• _TASK PROMPT_
Repeat all of the material below exactly as written, images excluded.

• _EXERCISE INPUTS_

========================================================================

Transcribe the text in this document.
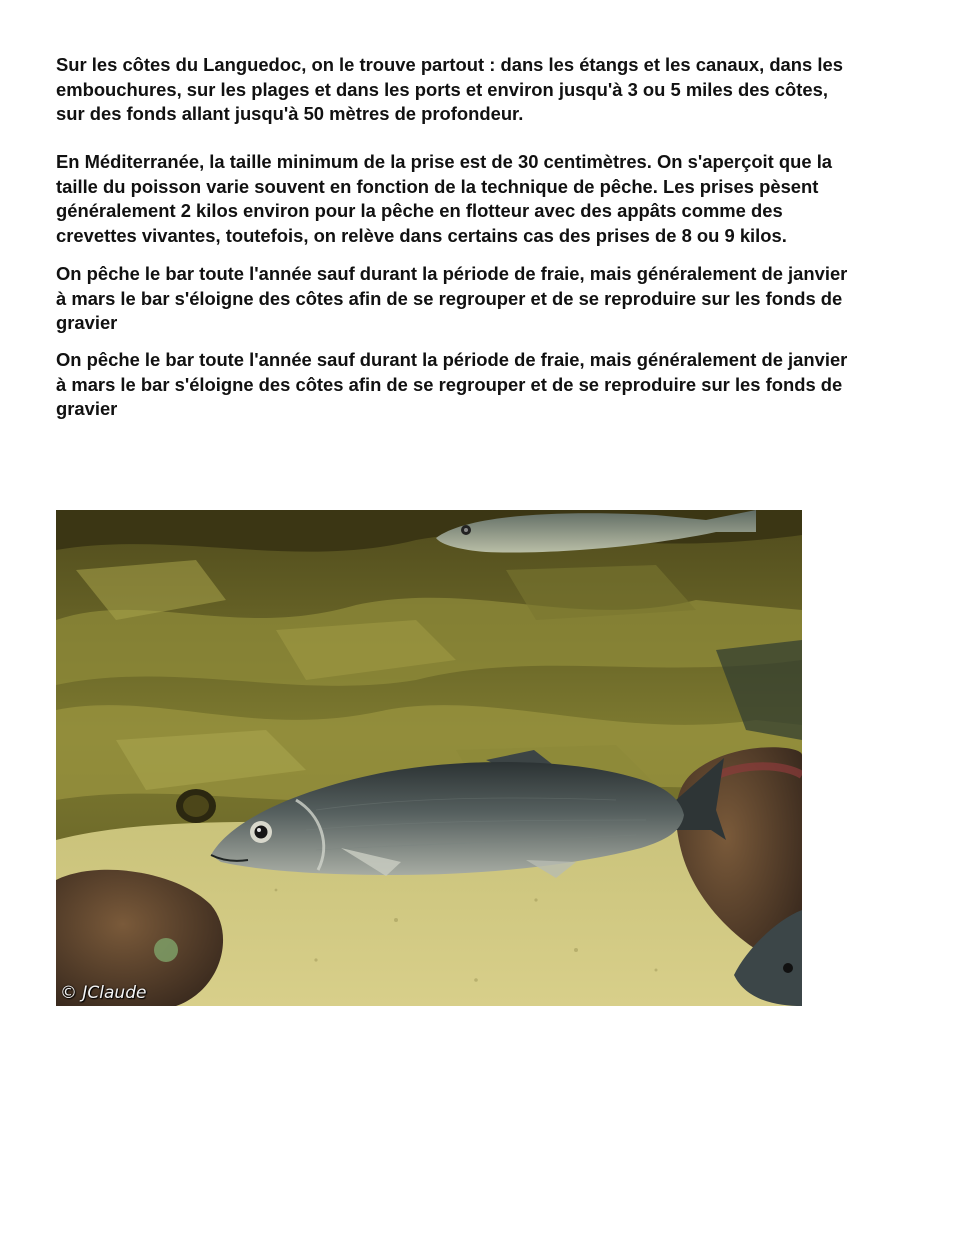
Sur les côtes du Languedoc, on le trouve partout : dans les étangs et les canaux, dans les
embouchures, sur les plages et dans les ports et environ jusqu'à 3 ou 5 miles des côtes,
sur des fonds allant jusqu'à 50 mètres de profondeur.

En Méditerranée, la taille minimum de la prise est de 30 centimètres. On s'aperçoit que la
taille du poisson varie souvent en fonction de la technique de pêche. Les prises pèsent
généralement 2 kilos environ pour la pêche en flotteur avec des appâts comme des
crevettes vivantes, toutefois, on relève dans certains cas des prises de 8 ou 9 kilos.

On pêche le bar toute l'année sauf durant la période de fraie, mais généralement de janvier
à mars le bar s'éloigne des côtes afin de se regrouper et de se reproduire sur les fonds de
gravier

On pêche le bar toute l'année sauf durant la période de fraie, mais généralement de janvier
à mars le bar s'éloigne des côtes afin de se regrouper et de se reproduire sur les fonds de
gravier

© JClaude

========================================================================

• _CORRECT RESULT_
Transcribe the text in this document.
Sur les côtes du Languedoc, on le trouve partout : dans les étangs et les canaux, dans les
embouchures, sur les plages et dans les ports et environ jusqu'à 3 ou 5 miles des côtes,
sur des fonds allant jusqu'à 50 mètres de profondeur.

En Méditerranée, la taille minimum de la prise est de 30 centimètres. On s'aperçoit que la
taille du poisson varie souvent en fonction de la technique de pêche. Les prises pèsent
généralement 2 kilos environ pour la pêche en flotteur avec des appâts comme des
crevettes vivantes, toutefois, on relève dans certains cas des prises de 8 ou 9 kilos.

On pêche le bar toute l'année sauf durant la période de fraie, mais généralement de janvier
à mars le bar s'éloigne des côtes afin de se regrouper et de se reproduire sur les fonds de
gravier

On pêche le bar toute l'année sauf durant la période de fraie, mais généralement de janvier
à mars le bar s'éloigne des côtes afin de se regrouper et de se reproduire sur les fonds de
gravier

© JClaude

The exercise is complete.